DESCRIPTION OF THE TASK. How many of these lines hold the string "iluminat"? Answer with the number only.

RECORDS TO USE.
_ _ _ _
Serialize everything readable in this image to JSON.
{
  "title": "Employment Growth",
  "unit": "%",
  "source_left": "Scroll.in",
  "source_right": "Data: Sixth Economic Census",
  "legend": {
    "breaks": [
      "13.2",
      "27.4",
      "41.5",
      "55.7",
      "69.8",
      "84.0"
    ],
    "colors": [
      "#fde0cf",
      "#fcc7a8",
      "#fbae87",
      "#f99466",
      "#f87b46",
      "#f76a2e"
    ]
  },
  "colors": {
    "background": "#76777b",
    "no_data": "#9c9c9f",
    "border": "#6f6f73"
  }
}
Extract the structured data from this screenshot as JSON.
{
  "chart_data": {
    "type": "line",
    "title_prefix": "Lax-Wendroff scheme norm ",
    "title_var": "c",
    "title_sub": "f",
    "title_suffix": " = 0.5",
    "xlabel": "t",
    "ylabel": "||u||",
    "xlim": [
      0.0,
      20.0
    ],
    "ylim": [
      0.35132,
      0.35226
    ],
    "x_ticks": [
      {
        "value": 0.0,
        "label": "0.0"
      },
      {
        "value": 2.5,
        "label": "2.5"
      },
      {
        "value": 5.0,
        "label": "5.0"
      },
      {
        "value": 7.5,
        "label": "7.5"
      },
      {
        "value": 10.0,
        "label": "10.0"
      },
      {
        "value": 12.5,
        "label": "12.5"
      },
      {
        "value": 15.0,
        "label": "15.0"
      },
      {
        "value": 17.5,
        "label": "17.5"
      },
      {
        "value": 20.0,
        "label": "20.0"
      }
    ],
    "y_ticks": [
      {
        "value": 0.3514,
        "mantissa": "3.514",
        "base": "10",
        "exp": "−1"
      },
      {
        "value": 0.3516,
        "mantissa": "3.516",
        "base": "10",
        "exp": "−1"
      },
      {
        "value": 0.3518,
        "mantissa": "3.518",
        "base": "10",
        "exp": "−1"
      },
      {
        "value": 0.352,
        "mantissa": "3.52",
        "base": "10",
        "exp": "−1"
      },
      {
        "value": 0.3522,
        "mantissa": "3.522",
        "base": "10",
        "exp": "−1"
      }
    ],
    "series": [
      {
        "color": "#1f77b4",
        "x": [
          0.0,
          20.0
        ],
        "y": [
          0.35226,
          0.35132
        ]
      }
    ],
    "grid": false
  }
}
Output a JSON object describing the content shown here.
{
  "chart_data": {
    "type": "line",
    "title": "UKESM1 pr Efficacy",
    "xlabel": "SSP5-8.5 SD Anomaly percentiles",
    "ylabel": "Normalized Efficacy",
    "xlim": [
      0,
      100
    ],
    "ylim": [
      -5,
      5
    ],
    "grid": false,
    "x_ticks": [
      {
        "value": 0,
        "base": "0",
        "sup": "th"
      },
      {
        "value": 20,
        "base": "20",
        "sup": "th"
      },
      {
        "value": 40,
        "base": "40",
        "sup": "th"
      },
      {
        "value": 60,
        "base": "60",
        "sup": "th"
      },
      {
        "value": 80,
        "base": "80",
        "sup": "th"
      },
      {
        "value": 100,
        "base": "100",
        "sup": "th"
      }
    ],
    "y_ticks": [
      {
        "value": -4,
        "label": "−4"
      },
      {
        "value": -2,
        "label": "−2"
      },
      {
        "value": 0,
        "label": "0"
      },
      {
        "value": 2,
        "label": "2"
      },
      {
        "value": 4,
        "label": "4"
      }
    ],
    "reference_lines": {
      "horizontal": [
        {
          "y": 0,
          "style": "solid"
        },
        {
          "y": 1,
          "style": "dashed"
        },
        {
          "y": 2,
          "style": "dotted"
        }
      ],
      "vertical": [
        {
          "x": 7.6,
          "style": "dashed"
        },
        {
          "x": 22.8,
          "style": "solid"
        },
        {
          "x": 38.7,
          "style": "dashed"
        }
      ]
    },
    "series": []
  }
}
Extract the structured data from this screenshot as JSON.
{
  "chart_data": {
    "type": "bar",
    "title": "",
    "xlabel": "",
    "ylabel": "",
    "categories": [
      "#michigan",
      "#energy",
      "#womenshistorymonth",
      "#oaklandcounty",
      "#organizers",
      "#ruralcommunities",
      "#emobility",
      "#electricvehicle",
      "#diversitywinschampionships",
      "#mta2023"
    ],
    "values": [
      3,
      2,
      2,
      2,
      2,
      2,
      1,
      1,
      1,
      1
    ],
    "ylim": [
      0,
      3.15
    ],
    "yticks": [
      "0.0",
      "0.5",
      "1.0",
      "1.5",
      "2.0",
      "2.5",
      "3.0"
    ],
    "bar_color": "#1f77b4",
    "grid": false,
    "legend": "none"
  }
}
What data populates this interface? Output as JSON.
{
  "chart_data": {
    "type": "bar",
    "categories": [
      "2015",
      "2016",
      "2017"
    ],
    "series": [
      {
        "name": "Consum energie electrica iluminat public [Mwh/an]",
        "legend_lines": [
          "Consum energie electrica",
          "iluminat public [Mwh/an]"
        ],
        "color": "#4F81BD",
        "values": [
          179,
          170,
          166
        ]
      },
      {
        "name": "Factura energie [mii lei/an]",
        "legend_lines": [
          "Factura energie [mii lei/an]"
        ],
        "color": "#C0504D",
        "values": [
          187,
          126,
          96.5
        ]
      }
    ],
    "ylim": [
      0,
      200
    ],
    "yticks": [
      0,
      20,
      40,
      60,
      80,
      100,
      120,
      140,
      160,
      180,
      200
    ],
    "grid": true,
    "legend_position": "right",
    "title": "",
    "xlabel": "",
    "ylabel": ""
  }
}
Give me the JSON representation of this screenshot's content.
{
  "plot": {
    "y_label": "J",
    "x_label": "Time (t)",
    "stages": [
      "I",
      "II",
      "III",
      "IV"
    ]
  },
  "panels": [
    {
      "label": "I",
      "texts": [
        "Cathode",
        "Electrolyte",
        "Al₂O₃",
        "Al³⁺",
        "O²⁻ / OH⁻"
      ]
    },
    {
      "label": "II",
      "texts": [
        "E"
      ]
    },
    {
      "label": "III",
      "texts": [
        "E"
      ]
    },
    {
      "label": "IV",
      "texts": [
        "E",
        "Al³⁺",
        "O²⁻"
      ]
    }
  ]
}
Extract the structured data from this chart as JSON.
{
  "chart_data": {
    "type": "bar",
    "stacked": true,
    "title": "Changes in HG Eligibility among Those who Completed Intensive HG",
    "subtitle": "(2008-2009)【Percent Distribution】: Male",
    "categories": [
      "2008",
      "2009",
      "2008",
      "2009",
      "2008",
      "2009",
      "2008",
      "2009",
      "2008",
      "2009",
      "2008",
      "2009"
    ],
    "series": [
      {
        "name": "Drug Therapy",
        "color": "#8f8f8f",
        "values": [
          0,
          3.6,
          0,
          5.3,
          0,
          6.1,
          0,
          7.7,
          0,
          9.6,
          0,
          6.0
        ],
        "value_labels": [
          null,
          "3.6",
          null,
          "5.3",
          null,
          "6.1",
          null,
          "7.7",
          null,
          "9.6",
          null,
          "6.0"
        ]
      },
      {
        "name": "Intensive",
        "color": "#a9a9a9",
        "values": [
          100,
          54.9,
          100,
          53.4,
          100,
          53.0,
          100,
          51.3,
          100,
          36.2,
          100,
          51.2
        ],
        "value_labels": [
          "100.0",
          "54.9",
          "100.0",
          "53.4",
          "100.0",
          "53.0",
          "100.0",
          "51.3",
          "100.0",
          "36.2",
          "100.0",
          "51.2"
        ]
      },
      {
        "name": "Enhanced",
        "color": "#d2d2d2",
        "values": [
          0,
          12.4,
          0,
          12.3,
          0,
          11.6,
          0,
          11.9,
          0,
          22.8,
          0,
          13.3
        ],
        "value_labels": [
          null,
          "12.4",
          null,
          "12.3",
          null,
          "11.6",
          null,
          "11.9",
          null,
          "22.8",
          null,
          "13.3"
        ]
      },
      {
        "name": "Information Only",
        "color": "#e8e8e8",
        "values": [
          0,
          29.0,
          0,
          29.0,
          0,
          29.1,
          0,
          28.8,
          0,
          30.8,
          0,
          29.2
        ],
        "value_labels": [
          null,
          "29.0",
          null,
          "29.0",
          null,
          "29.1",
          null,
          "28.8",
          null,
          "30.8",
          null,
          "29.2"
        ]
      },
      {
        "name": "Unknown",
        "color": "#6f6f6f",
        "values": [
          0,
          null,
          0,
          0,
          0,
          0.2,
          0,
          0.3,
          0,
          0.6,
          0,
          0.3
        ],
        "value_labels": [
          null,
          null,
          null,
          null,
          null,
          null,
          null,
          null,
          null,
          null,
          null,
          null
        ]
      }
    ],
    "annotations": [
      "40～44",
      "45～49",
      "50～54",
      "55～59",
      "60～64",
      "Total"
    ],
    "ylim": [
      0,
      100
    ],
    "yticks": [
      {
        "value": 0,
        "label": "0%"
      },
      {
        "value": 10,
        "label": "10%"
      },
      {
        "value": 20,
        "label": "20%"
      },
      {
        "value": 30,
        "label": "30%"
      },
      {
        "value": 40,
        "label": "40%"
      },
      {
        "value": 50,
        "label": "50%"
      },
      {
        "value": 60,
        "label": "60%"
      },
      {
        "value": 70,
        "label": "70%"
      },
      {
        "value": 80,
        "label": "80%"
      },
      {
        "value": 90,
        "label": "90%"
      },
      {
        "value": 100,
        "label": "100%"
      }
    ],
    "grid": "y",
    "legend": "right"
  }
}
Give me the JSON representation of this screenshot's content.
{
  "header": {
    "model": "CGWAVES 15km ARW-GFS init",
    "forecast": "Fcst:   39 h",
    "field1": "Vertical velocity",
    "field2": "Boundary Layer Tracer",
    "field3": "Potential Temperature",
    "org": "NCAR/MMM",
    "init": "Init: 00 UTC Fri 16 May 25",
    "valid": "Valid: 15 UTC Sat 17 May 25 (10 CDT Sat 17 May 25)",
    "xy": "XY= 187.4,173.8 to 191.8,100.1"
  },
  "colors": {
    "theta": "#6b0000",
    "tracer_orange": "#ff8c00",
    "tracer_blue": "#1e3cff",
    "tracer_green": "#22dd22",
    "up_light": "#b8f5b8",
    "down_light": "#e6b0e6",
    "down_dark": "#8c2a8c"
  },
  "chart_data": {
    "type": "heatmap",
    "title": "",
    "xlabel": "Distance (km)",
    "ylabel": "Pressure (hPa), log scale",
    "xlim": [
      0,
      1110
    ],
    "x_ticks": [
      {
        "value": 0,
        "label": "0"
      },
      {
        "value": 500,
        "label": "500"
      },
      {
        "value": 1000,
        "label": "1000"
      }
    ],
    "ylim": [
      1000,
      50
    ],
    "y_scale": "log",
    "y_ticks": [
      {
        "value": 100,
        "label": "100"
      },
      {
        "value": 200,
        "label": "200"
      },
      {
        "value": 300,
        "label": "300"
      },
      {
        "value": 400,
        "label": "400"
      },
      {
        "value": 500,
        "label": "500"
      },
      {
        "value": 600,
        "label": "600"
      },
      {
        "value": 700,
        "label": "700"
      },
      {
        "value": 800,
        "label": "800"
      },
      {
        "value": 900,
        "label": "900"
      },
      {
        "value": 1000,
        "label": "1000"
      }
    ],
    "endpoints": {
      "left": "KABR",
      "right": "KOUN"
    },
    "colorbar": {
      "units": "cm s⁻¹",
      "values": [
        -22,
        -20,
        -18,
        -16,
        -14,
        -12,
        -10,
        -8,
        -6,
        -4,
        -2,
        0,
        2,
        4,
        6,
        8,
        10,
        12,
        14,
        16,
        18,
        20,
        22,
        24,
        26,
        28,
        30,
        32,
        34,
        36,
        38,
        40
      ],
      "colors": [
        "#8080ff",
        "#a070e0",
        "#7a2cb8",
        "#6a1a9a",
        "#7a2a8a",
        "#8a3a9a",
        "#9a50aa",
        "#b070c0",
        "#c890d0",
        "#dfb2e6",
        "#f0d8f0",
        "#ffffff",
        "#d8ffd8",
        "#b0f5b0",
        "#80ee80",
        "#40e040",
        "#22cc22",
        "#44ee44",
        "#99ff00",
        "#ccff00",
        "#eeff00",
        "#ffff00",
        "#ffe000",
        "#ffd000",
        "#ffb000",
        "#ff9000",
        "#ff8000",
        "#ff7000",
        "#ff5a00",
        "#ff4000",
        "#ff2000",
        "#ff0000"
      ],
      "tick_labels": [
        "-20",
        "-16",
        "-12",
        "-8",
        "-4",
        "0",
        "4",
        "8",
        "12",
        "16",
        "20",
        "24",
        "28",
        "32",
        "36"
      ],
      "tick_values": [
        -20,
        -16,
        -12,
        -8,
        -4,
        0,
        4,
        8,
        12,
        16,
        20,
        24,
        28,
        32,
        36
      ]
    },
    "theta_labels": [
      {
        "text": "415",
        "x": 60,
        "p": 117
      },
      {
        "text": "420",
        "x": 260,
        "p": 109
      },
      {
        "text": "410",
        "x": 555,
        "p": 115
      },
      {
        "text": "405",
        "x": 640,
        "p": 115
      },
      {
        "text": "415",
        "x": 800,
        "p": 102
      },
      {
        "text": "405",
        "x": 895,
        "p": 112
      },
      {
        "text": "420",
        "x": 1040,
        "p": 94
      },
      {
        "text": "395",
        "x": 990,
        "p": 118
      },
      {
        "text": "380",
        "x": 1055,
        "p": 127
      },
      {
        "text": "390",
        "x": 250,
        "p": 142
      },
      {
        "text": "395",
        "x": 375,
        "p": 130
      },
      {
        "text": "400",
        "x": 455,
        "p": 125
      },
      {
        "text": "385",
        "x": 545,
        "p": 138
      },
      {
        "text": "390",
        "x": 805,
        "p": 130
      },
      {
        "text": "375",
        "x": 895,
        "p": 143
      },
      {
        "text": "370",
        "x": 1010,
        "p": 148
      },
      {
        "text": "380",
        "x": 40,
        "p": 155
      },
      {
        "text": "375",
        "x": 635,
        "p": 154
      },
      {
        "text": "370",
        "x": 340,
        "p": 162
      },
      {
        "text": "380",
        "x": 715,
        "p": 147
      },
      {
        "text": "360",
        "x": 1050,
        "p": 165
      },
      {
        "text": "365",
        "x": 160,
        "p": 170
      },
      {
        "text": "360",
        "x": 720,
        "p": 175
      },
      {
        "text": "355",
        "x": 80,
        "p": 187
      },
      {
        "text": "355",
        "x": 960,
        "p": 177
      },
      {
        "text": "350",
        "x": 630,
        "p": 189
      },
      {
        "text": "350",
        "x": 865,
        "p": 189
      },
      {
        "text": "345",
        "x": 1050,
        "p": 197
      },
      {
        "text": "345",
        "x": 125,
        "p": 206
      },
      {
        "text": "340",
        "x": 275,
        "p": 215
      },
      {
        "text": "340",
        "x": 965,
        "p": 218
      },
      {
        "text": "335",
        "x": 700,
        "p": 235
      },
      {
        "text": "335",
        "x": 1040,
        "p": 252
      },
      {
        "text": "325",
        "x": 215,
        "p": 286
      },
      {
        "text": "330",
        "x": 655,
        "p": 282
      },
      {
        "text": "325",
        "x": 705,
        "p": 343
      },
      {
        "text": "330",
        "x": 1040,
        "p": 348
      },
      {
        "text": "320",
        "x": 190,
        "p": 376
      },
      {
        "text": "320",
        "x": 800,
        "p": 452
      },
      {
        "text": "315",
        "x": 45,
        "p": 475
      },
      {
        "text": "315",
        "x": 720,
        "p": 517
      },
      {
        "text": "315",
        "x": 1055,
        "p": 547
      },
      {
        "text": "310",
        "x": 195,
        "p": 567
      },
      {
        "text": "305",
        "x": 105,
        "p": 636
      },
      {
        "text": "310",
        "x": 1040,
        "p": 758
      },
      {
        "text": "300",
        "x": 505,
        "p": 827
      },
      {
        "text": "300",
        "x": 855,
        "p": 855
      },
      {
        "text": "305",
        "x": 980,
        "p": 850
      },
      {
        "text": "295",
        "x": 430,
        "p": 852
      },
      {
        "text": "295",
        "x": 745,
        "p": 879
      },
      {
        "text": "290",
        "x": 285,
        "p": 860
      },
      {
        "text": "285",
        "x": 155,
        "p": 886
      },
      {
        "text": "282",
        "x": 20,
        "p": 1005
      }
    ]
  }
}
_ _ _ _
RESULT OF THIS TASK. 2